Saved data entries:

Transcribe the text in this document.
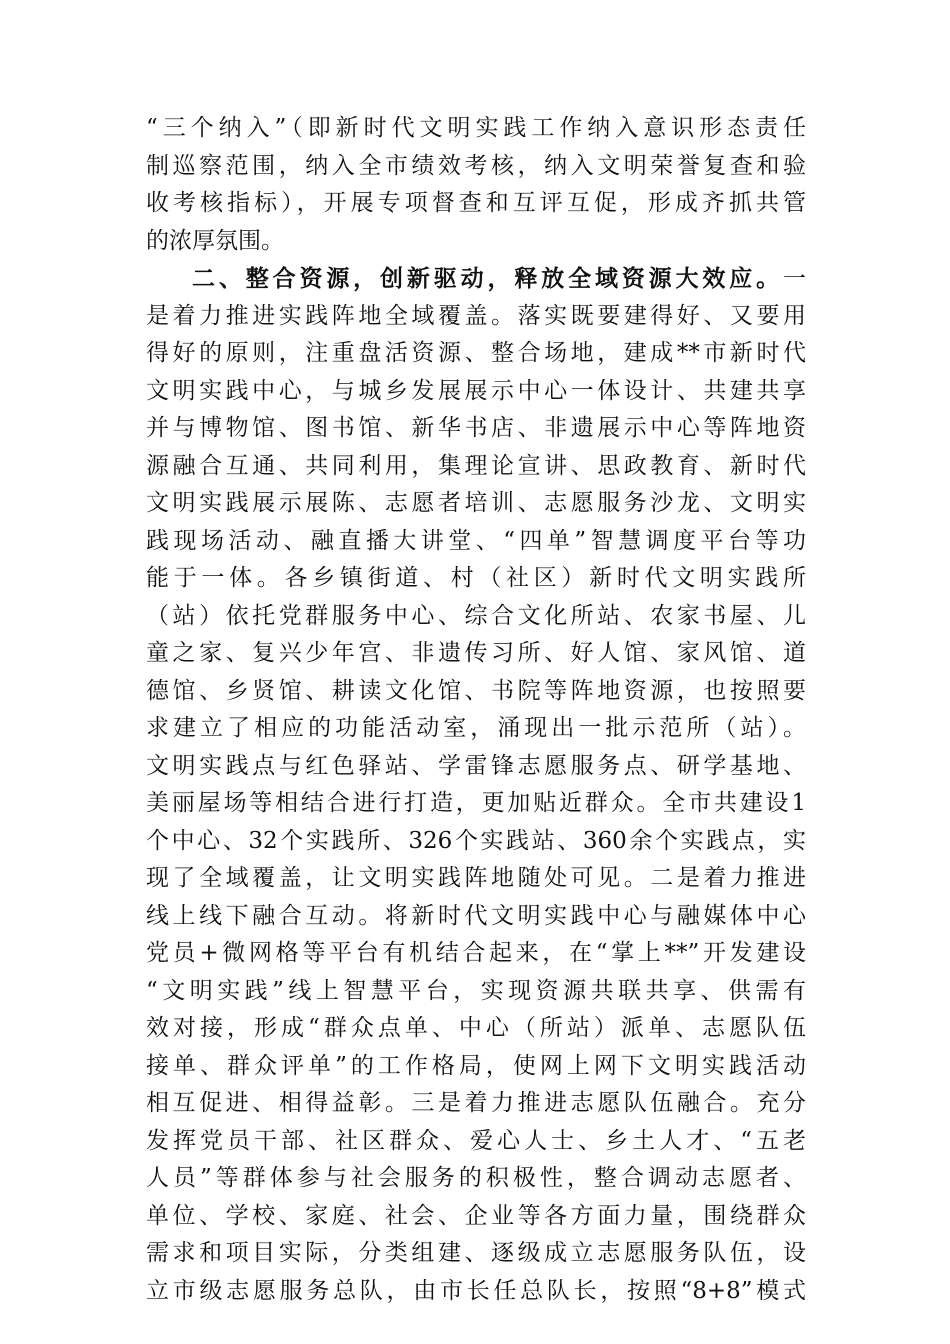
“三个纳入”（即新时代文明实践工作纳入意识形态责任
制巡察范围，纳入全市绩效考核，纳入文明荣誉复查和验
收考核指标），开展专项督查和互评互促，形成齐抓共管
的浓厚氛围。
二、整合资源，创新驱动，释放全域资源大效应。一
是着力推进实践阵地全域覆盖。落实既要建得好、又要用
得好的原则，注重盘活资源、整合场地，建成**市新时代
文明实践中心，与城乡发展展示中心一体设计、共建共享
并与博物馆、图书馆、新华书店、非遗展示中心等阵地资
源融合互通、共同利用，集理论宣讲、思政教育、新时代
文明实践展示展陈、志愿者培训、志愿服务沙龙、文明实
践现场活动、融直播大讲堂、“四单”智慧调度平台等功
能于一体。各乡镇街道、村（社区）新时代文明实践所
（站）依托党群服务中心、综合文化所站、农家书屋、儿
童之家、复兴少年宫、非遗传习所、好人馆、家风馆、道
德馆、乡贤馆、耕读文化馆、书院等阵地资源，也按照要
求建立了相应的功能活动室，涌现出一批示范所（站）。
文明实践点与红色驿站、学雷锋志愿服务点、研学基地、
美丽屋场等相结合进行打造，更加贴近群众。全市共建设1
个中心、32个实践所、326个实践站、360余个实践点，实
现了全域覆盖，让文明实践阵地随处可见。二是着力推进
线上线下融合互动。将新时代文明实践中心与融媒体中心
党员+微网格等平台有机结合起来，在“掌上**”开发建设
“文明实践”线上智慧平台，实现资源共联共享、供需有
效对接，形成“群众点单、中心（所站）派单、志愿队伍
接单、群众评单”的工作格局，使网上网下文明实践活动
相互促进、相得益彰。三是着力推进志愿队伍融合。充分
发挥党员干部、社区群众、爱心人士、乡土人才、“五老
人员”等群体参与社会服务的积极性，整合调动志愿者、
单位、学校、家庭、社会、企业等各方面力量，围绕群众
需求和项目实际，分类组建、逐级成立志愿服务队伍，设
立市级志愿服务总队，由市长任总队长，按照“8+8”模式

• [Instructions to follow] Return the listing above in full and without alteration, excluding its pictures.

• [Answer to the task]
Transcribe the text in this document.
“三个纳入”（即新时代文明实践工作纳入意识形态责任
制巡察范围，纳入全市绩效考核，纳入文明荣誉复查和验
收考核指标），开展专项督查和互评互促，形成齐抓共管
的浓厚氛围。
二、整合资源，创新驱动，释放全域资源大效应。一
是着力推进实践阵地全域覆盖。落实既要建得好、又要用
得好的原则，注重盘活资源、整合场地，建成**市新时代
文明实践中心，与城乡发展展示中心一体设计、共建共享
并与博物馆、图书馆、新华书店、非遗展示中心等阵地资
源融合互通、共同利用，集理论宣讲、思政教育、新时代
文明实践展示展陈、志愿者培训、志愿服务沙龙、文明实
践现场活动、融直播大讲堂、“四单”智慧调度平台等功
能于一体。各乡镇街道、村（社区）新时代文明实践所
（站）依托党群服务中心、综合文化所站、农家书屋、儿
童之家、复兴少年宫、非遗传习所、好人馆、家风馆、道
德馆、乡贤馆、耕读文化馆、书院等阵地资源，也按照要
求建立了相应的功能活动室，涌现出一批示范所（站）。
文明实践点与红色驿站、学雷锋志愿服务点、研学基地、
美丽屋场等相结合进行打造，更加贴近群众。全市共建设1
个中心、32个实践所、326个实践站、360余个实践点，实
现了全域覆盖，让文明实践阵地随处可见。二是着力推进
线上线下融合互动。将新时代文明实践中心与融媒体中心
党员+微网格等平台有机结合起来，在“掌上**”开发建设
“文明实践”线上智慧平台，实现资源共联共享、供需有
效对接，形成“群众点单、中心（所站）派单、志愿队伍
接单、群众评单”的工作格局，使网上网下文明实践活动
相互促进、相得益彰。三是着力推进志愿队伍融合。充分
发挥党员干部、社区群众、爱心人士、乡土人才、“五老
人员”等群体参与社会服务的积极性，整合调动志愿者、
单位、学校、家庭、社会、企业等各方面力量，围绕群众
需求和项目实际，分类组建、逐级成立志愿服务队伍，设
立市级志愿服务总队，由市长任总队长，按照“8+8”模式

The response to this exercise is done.